## EXERCISE DETAILS
Reply with one number: how many lines contain the word "youtube".

[Stored items from a collection]
........

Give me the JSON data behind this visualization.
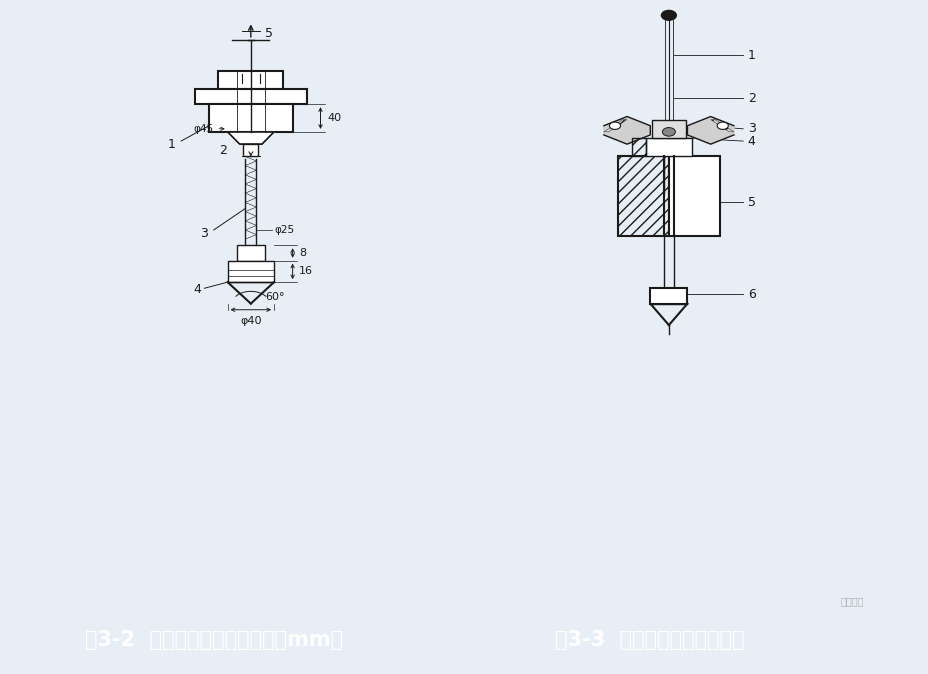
{
  "bg_color": "#f0f0f0",
  "main_bg": "#e8eef5",
  "caption_bg": "#1a3060",
  "caption_left": "图3-2  轻型动力触探仪（单位：mm）",
  "caption_right": "图3-3  偏心轮缩径式脱钩装置",
  "caption_fontsize": 15,
  "line_color": "#1a1a1a",
  "white": "#ffffff",
  "watermark": "筑龙岩土"
}
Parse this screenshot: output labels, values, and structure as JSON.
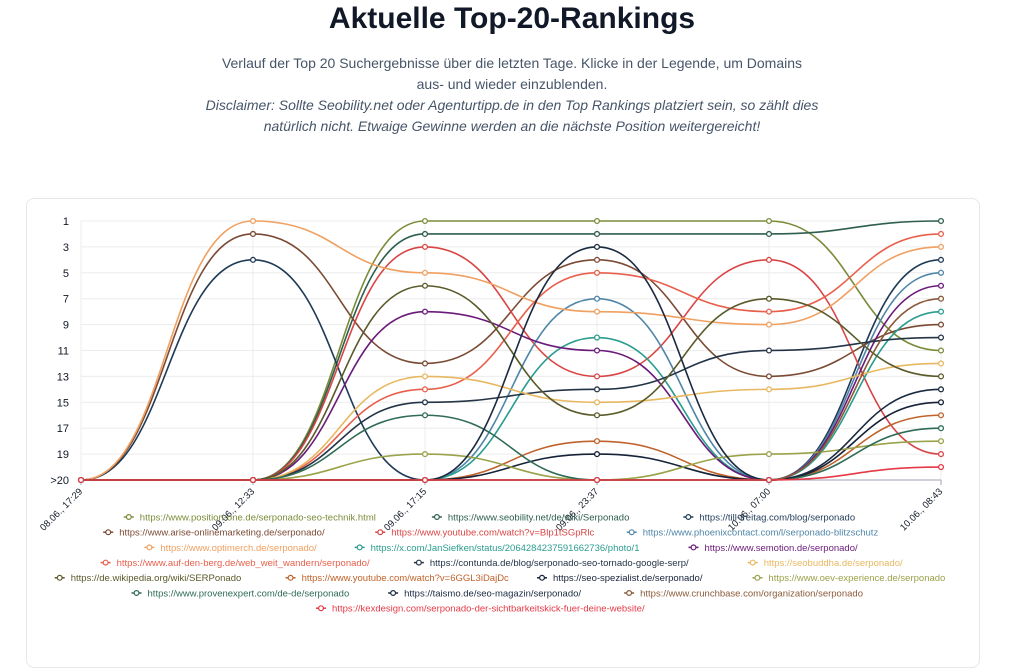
{
  "header": {
    "title": "Aktuelle Top-20-Rankings",
    "subtitle": "Verlauf der Top 20 Suchergebnisse über die letzten Tage. Klicke in der Legende, um Domains aus- und wieder einzublenden.",
    "disclaimer": "Disclaimer: Sollte Seobility.net oder Agenturtipp.de in den Top Rankings platziert sein, so zählt dies natürlich nicht. Etwaige Gewinne werden an die nächste Position weitergereicht!"
  },
  "chart_data": {
    "type": "line",
    "x": [
      "08.06., 17:29",
      "09.06., 12:33",
      "09.06., 17:15",
      "09.06., 23:37",
      "10.06., 07:00",
      "10.06., 08:43"
    ],
    "y_ticks": [
      "1",
      "3",
      "5",
      "7",
      "9",
      "11",
      "13",
      "15",
      "17",
      "19",
      ">20"
    ],
    "y_tick_values": [
      1,
      3,
      5,
      7,
      9,
      11,
      13,
      15,
      17,
      19,
      21
    ],
    "ylim": [
      1,
      21
    ],
    "y_reversed": true,
    "grid": true,
    "legend_position": "bottom",
    "series": [
      {
        "name": "https://www.position-one.de/serponado-seo-technik.html",
        "color": "#7a8c3a",
        "values": [
          21,
          21,
          1,
          1,
          1,
          11
        ]
      },
      {
        "name": "https://www.seobility.net/de/wiki/Serponado",
        "color": "#2e5e4e",
        "values": [
          21,
          21,
          2,
          2,
          2,
          1
        ]
      },
      {
        "name": "https://till-freitag.com/blog/serponado",
        "color": "#1f3b57",
        "values": [
          21,
          4,
          21,
          21,
          21,
          4
        ]
      },
      {
        "name": "https://www.arise-onlinemarketing.de/serponado/",
        "color": "#7a4a34",
        "values": [
          21,
          2,
          12,
          4,
          13,
          9
        ]
      },
      {
        "name": "https://www.youtube.com/watch?v=Blp1tSGpRlc",
        "color": "#d94545",
        "values": [
          21,
          21,
          3,
          13,
          4,
          19
        ]
      },
      {
        "name": "https://www.phoenixcontact.com/l/serponado-blitzschutz",
        "color": "#4f86a8",
        "values": [
          21,
          21,
          21,
          7,
          21,
          5
        ]
      },
      {
        "name": "https://www.optimerch.de/serponado/",
        "color": "#f0a060",
        "values": [
          21,
          1,
          5,
          8,
          9,
          3
        ]
      },
      {
        "name": "https://x.com/JanSiefken/status/2064284237591662736/photo/1",
        "color": "#2a9d8f",
        "values": [
          21,
          21,
          21,
          10,
          21,
          8
        ]
      },
      {
        "name": "https://www.semotion.de/serponado/",
        "color": "#6a1b7a",
        "values": [
          21,
          21,
          8,
          11,
          21,
          6
        ]
      },
      {
        "name": "https://www.auf-den-berg.de/web_weit_wandern/serponado/",
        "color": "#e8604c",
        "values": [
          21,
          21,
          14,
          5,
          8,
          2
        ]
      },
      {
        "name": "https://contunda.de/blog/serponado-seo-tornado-google-serp/",
        "color": "#243447",
        "values": [
          21,
          21,
          15,
          14,
          11,
          10
        ]
      },
      {
        "name": "https://seobuddha.de/serponado/",
        "color": "#e8b860",
        "values": [
          21,
          21,
          13,
          15,
          14,
          12
        ]
      },
      {
        "name": "https://de.wikipedia.org/wiki/SERPonado",
        "color": "#5a5a2a",
        "values": [
          21,
          21,
          6,
          16,
          7,
          13
        ]
      },
      {
        "name": "https://www.youtube.com/watch?v=6GGL3iDajDc",
        "color": "#c0622b",
        "values": [
          21,
          21,
          21,
          18,
          21,
          16
        ]
      },
      {
        "name": "https://seo-spezialist.de/serponado/",
        "color": "#152238",
        "values": [
          21,
          21,
          21,
          19,
          21,
          15
        ]
      },
      {
        "name": "https://www.oev-experience.de/serponado",
        "color": "#9aa24a",
        "values": [
          21,
          21,
          19,
          21,
          19,
          18
        ]
      },
      {
        "name": "https://www.provenexpert.com/de-de/serponado",
        "color": "#2f6b55",
        "values": [
          21,
          21,
          16,
          21,
          21,
          17
        ]
      },
      {
        "name": "https://taismo.de/seo-magazin/serponado/",
        "color": "#1a2a40",
        "values": [
          21,
          21,
          21,
          3,
          21,
          14
        ]
      },
      {
        "name": "https://www.crunchbase.com/organization/serponado",
        "color": "#8a5a3a",
        "values": [
          21,
          21,
          21,
          21,
          21,
          7
        ]
      },
      {
        "name": "https://kexdesign.com/serponado-der-sichtbarkeitskick-fuer-deine-website/",
        "color": "#e53945",
        "values": [
          21,
          21,
          21,
          21,
          21,
          20
        ]
      }
    ],
    "legend_rows": [
      [
        0,
        1,
        2
      ],
      [
        3,
        4,
        5
      ],
      [
        6,
        7,
        8
      ],
      [
        9,
        10,
        11
      ],
      [
        12,
        13,
        14,
        15
      ],
      [
        16,
        17,
        18
      ],
      [
        19
      ]
    ]
  }
}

........

## SOLUTION FOR THIS TASK
2